Required task.
Wherever the word "Cyclohexane" appears in the entries, copy the whole line.

[Data items]
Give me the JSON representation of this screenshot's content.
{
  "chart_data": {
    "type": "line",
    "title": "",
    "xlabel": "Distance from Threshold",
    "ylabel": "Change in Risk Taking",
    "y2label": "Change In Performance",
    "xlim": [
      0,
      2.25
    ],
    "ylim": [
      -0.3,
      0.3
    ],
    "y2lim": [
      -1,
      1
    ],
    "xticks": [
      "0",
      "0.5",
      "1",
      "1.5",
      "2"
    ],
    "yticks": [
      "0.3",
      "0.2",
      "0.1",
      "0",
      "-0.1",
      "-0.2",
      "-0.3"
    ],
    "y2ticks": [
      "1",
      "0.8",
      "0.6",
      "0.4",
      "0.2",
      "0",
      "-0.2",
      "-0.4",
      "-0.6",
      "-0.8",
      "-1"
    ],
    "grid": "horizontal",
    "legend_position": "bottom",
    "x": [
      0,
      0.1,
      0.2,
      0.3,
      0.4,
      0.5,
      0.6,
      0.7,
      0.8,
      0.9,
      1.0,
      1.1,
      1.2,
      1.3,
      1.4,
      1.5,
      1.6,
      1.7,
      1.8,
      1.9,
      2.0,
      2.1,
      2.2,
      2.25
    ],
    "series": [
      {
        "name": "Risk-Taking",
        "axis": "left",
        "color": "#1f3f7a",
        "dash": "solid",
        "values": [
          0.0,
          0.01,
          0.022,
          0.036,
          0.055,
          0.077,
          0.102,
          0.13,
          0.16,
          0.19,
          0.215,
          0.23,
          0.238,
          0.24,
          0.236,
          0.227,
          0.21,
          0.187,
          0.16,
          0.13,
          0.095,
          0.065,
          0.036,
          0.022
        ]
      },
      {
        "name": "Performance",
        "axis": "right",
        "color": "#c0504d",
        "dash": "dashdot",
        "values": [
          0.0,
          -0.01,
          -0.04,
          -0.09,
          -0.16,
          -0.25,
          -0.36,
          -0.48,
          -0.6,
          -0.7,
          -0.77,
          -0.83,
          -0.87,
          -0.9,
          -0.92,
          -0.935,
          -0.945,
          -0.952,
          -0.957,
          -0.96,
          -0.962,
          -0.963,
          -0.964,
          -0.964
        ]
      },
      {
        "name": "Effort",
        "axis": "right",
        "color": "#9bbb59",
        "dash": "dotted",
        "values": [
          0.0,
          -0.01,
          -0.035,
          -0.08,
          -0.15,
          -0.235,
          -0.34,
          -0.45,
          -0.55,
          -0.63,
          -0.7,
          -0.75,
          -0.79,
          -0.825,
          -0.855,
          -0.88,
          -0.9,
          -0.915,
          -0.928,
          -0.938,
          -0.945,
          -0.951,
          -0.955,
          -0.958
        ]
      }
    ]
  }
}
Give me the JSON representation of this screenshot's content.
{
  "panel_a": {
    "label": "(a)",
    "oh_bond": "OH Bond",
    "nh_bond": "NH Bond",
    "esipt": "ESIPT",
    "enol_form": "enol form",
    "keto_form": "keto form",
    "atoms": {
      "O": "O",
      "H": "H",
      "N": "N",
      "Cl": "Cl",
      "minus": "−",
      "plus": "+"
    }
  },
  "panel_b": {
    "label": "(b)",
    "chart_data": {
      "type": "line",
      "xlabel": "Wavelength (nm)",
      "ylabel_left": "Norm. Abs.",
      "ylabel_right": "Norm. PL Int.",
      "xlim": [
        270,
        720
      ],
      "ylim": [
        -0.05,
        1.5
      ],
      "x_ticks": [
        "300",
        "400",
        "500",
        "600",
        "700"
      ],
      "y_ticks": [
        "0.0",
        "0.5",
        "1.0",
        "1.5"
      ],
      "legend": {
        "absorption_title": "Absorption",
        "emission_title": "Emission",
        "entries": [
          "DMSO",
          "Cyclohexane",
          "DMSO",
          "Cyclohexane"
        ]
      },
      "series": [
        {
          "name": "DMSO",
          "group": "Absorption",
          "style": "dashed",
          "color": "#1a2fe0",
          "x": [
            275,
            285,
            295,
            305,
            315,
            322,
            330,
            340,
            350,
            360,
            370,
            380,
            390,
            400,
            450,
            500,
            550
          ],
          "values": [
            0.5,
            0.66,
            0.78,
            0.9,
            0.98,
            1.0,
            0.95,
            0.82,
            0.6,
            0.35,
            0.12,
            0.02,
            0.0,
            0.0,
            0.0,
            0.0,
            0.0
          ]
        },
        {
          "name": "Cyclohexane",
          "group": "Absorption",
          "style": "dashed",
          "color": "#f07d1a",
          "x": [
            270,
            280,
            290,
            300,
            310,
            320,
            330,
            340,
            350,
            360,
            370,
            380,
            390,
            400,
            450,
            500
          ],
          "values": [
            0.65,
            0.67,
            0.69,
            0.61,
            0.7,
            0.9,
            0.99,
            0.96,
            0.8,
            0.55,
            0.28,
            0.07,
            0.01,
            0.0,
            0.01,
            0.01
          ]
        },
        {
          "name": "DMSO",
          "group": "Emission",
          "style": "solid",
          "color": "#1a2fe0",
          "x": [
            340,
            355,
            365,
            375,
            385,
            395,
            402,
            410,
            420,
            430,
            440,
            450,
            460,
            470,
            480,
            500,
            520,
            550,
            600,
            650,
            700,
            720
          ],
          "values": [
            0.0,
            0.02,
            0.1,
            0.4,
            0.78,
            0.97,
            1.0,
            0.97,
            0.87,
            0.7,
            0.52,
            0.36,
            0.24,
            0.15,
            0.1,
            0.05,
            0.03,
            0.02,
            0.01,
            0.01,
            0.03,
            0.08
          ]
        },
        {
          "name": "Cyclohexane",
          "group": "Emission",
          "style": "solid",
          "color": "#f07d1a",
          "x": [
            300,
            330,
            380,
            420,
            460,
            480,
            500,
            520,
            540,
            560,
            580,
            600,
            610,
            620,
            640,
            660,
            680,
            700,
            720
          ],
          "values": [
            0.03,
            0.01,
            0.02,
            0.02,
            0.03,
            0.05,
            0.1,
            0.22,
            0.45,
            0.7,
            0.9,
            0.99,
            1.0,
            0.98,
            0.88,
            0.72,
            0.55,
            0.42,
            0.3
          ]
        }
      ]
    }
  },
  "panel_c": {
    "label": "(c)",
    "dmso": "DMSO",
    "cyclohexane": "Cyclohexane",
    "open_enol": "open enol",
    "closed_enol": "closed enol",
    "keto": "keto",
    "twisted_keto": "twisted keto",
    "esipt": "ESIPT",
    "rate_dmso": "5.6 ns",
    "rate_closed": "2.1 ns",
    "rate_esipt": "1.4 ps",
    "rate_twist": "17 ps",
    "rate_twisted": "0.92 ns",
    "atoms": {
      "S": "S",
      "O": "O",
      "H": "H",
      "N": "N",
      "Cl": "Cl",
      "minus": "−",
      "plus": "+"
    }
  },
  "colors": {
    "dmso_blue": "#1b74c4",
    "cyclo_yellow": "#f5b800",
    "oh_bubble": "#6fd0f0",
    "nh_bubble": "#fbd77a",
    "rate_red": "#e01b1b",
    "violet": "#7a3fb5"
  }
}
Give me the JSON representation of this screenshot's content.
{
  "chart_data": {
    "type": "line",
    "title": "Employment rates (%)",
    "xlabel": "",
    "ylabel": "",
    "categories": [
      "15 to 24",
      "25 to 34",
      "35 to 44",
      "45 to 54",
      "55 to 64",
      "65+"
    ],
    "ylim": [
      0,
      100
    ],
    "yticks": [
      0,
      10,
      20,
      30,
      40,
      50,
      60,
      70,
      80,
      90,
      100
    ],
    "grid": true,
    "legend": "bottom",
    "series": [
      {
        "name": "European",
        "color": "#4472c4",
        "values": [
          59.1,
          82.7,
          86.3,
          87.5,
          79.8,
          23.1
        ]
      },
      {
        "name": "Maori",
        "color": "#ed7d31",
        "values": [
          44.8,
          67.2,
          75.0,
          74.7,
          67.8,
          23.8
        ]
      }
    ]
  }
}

Exercise solution.
          "Cyclohexane",
          "Cyclohexane"
          "name": "Cyclohexane",
          "name": "Cyclohexane",
    "cyclohexane": "Cyclohexane",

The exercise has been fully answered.